* **SHORT PROBLEM**:
Print the full listing exactly.

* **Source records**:

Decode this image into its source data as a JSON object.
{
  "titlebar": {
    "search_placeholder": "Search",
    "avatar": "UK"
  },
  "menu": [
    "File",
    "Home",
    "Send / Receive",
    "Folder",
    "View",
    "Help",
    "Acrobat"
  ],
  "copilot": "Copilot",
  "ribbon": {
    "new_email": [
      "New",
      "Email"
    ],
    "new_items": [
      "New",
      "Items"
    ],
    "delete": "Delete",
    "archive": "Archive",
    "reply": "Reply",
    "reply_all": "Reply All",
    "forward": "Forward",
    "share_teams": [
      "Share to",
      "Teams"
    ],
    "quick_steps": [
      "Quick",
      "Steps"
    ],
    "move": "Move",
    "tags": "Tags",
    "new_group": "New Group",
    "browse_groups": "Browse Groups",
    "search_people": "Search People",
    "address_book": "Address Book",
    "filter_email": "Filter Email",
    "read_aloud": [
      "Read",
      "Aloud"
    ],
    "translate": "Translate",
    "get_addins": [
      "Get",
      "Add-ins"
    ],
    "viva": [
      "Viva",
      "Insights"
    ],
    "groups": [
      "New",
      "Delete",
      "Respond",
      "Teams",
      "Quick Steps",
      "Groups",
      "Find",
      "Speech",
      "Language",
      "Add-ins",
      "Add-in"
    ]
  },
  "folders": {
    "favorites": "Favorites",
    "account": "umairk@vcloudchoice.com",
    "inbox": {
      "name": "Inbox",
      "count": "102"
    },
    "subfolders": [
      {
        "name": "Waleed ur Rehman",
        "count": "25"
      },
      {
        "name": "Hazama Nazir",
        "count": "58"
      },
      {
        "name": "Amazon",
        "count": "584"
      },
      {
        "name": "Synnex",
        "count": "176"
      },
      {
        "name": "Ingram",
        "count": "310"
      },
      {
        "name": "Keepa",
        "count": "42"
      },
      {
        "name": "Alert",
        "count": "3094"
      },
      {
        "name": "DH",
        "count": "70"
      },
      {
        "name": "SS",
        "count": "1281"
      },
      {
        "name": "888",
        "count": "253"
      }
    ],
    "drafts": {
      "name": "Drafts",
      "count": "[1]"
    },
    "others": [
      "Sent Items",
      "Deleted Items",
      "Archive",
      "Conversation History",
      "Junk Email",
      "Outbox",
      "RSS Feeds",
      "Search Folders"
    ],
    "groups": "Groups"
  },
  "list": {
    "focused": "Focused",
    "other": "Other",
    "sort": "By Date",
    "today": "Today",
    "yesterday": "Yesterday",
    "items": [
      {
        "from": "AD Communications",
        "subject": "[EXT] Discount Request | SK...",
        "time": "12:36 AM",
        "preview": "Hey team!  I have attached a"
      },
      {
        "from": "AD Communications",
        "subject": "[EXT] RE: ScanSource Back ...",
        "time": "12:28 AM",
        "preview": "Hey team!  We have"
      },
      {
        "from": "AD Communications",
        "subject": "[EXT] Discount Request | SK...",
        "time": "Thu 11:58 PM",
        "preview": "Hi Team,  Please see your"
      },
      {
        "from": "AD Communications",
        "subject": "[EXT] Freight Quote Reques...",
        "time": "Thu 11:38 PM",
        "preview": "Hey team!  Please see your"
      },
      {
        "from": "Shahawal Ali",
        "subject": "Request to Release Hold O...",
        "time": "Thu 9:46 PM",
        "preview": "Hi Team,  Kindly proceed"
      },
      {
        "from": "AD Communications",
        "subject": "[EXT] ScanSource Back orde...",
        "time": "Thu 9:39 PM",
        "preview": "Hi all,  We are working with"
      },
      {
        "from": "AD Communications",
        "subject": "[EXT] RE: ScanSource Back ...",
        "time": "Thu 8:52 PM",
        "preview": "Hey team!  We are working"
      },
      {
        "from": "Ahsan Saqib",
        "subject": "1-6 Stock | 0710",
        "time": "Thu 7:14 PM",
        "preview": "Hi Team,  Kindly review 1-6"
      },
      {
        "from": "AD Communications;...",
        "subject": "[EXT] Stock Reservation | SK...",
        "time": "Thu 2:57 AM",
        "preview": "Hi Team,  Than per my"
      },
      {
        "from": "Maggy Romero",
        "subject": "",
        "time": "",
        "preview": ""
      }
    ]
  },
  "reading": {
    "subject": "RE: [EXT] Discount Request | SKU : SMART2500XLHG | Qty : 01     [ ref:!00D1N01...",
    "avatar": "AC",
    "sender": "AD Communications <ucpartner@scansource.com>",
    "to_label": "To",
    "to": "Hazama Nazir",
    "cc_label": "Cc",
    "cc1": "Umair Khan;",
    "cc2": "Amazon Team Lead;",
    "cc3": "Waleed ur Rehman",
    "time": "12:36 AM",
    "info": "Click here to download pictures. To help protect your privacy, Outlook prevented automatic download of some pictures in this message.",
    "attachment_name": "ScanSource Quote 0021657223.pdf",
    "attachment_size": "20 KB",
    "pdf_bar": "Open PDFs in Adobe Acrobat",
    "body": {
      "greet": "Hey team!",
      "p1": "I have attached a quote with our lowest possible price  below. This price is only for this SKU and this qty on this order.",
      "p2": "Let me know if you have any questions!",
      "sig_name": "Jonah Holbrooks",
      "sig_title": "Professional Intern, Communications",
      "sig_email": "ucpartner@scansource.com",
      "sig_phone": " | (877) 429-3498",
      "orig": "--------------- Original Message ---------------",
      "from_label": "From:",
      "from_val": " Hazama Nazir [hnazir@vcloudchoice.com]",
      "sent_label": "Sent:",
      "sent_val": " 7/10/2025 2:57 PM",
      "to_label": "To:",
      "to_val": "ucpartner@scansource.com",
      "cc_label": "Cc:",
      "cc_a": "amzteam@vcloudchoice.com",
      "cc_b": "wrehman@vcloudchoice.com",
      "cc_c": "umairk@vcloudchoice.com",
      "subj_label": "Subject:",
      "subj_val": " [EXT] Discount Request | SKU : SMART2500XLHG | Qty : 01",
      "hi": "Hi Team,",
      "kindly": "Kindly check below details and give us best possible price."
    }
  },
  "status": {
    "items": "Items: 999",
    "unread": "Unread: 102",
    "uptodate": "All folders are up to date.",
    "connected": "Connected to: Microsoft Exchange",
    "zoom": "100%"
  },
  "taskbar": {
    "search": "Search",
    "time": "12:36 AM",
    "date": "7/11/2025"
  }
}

* **FULL OUTPUT**:
Decode this image into its source data as a JSON object.
{
  "titlebar": {
    "search_placeholder": "Search",
    "avatar": "UK"
  },
  "menu": [
    "File",
    "Home",
    "Send / Receive",
    "Folder",
    "View",
    "Help",
    "Acrobat"
  ],
  "copilot": "Copilot",
  "ribbon": {
    "new_email": [
      "New",
      "Email"
    ],
    "new_items": [
      "New",
      "Items"
    ],
    "delete": "Delete",
    "archive": "Archive",
    "reply": "Reply",
    "reply_all": "Reply All",
    "forward": "Forward",
    "share_teams": [
      "Share to",
      "Teams"
    ],
    "quick_steps": [
      "Quick",
      "Steps"
    ],
    "move": "Move",
    "tags": "Tags",
    "new_group": "New Group",
    "browse_groups": "Browse Groups",
    "search_people": "Search People",
    "address_book": "Address Book",
    "filter_email": "Filter Email",
    "read_aloud": [
      "Read",
      "Aloud"
    ],
    "translate": "Translate",
    "get_addins": [
      "Get",
      "Add-ins"
    ],
    "viva": [
      "Viva",
      "Insights"
    ],
    "groups": [
      "New",
      "Delete",
      "Respond",
      "Teams",
      "Quick Steps",
      "Groups",
      "Find",
      "Speech",
      "Language",
      "Add-ins",
      "Add-in"
    ]
  },
  "folders": {
    "favorites": "Favorites",
    "account": "umairk@vcloudchoice.com",
    "inbox": {
      "name": "Inbox",
      "count": "102"
    },
    "subfolders": [
      {
        "name": "Waleed ur Rehman",
        "count": "25"
      },
      {
        "name": "Hazama Nazir",
        "count": "58"
      },
      {
        "name": "Amazon",
        "count": "584"
      },
      {
        "name": "Synnex",
        "count": "176"
      },
      {
        "name": "Ingram",
        "count": "310"
      },
      {
        "name": "Keepa",
        "count": "42"
      },
      {
        "name": "Alert",
        "count": "3094"
      },
      {
        "name": "DH",
        "count": "70"
      },
      {
        "name": "SS",
        "count": "1281"
      },
      {
        "name": "888",
        "count": "253"
      }
    ],
    "drafts": {
      "name": "Drafts",
      "count": "[1]"
    },
    "others": [
      "Sent Items",
      "Deleted Items",
      "Archive",
      "Conversation History",
      "Junk Email",
      "Outbox",
      "RSS Feeds",
      "Search Folders"
    ],
    "groups": "Groups"
  },
  "list": {
    "focused": "Focused",
    "other": "Other",
    "sort": "By Date",
    "today": "Today",
    "yesterday": "Yesterday",
    "items": [
      {
        "from": "AD Communications",
        "subject": "[EXT] Discount Request | SK...",
        "time": "12:36 AM",
        "preview": "Hey team!  I have attached a"
      },
      {
        "from": "AD Communications",
        "subject": "[EXT] RE: ScanSource Back ...",
        "time": "12:28 AM",
        "preview": "Hey team!  We have"
      },
      {
        "from": "AD Communications",
        "subject": "[EXT] Discount Request | SK...",
        "time": "Thu 11:58 PM",
        "preview": "Hi Team,  Please see your"
      },
      {
        "from": "AD Communications",
        "subject": "[EXT] Freight Quote Reques...",
        "time": "Thu 11:38 PM",
        "preview": "Hey team!  Please see your"
      },
      {
        "from": "Shahawal Ali",
        "subject": "Request to Release Hold O...",
        "time": "Thu 9:46 PM",
        "preview": "Hi Team,  Kindly proceed"
      },
      {
        "from": "AD Communications",
        "subject": "[EXT] ScanSource Back orde...",
        "time": "Thu 9:39 PM",
        "preview": "Hi all,  We are working with"
      },
      {
        "from": "AD Communications",
        "subject": "[EXT] RE: ScanSource Back ...",
        "time": "Thu 8:52 PM",
        "preview": "Hey team!  We are working"
      },
      {
        "from": "Ahsan Saqib",
        "subject": "1-6 Stock | 0710",
        "time": "Thu 7:14 PM",
        "preview": "Hi Team,  Kindly review 1-6"
      },
      {
        "from": "AD Communications;...",
        "subject": "[EXT] Stock Reservation | SK...",
        "time": "Thu 2:57 AM",
        "preview": "Hi Team,  Than per my"
      },
      {
        "from": "Maggy Romero",
        "subject": "",
        "time": "",
        "preview": ""
      }
    ]
  },
  "reading": {
    "subject": "RE: [EXT] Discount Request | SKU : SMART2500XLHG | Qty : 01     [ ref:!00D1N01...",
    "avatar": "AC",
    "sender": "AD Communications <ucpartner@scansource.com>",
    "to_label": "To",
    "to": "Hazama Nazir",
    "cc_label": "Cc",
    "cc1": "Umair Khan;",
    "cc2": "Amazon Team Lead;",
    "cc3": "Waleed ur Rehman",
    "time": "12:36 AM",
    "info": "Click here to download pictures. To help protect your privacy, Outlook prevented automatic download of some pictures in this message.",
    "attachment_name": "ScanSource Quote 0021657223.pdf",
    "attachment_size": "20 KB",
    "pdf_bar": "Open PDFs in Adobe Acrobat",
    "body": {
      "greet": "Hey team!",
      "p1": "I have attached a quote with our lowest possible price  below. This price is only for this SKU and this qty on this order.",
      "p2": "Let me know if you have any questions!",
      "sig_name": "Jonah Holbrooks",
      "sig_title": "Professional Intern, Communications",
      "sig_email": "ucpartner@scansource.com",
      "sig_phone": " | (877) 429-3498",
      "orig": "--------------- Original Message ---------------",
      "from_label": "From:",
      "from_val": " Hazama Nazir [hnazir@vcloudchoice.com]",
      "sent_label": "Sent:",
      "sent_val": " 7/10/2025 2:57 PM",
      "to_label": "To:",
      "to_val": "ucpartner@scansource.com",
      "cc_label": "Cc:",
      "cc_a": "amzteam@vcloudchoice.com",
      "cc_b": "wrehman@vcloudchoice.com",
      "cc_c": "umairk@vcloudchoice.com",
      "subj_label": "Subject:",
      "subj_val": " [EXT] Discount Request | SKU : SMART2500XLHG | Qty : 01",
      "hi": "Hi Team,",
      "kindly": "Kindly check below details and give us best possible price."
    }
  },
  "status": {
    "items": "Items: 999",
    "unread": "Unread: 102",
    "uptodate": "All folders are up to date.",
    "connected": "Connected to: Microsoft Exchange",
    "zoom": "100%"
  },
  "taskbar": {
    "search": "Search",
    "time": "12:36 AM",
    "date": "7/11/2025"
  }
}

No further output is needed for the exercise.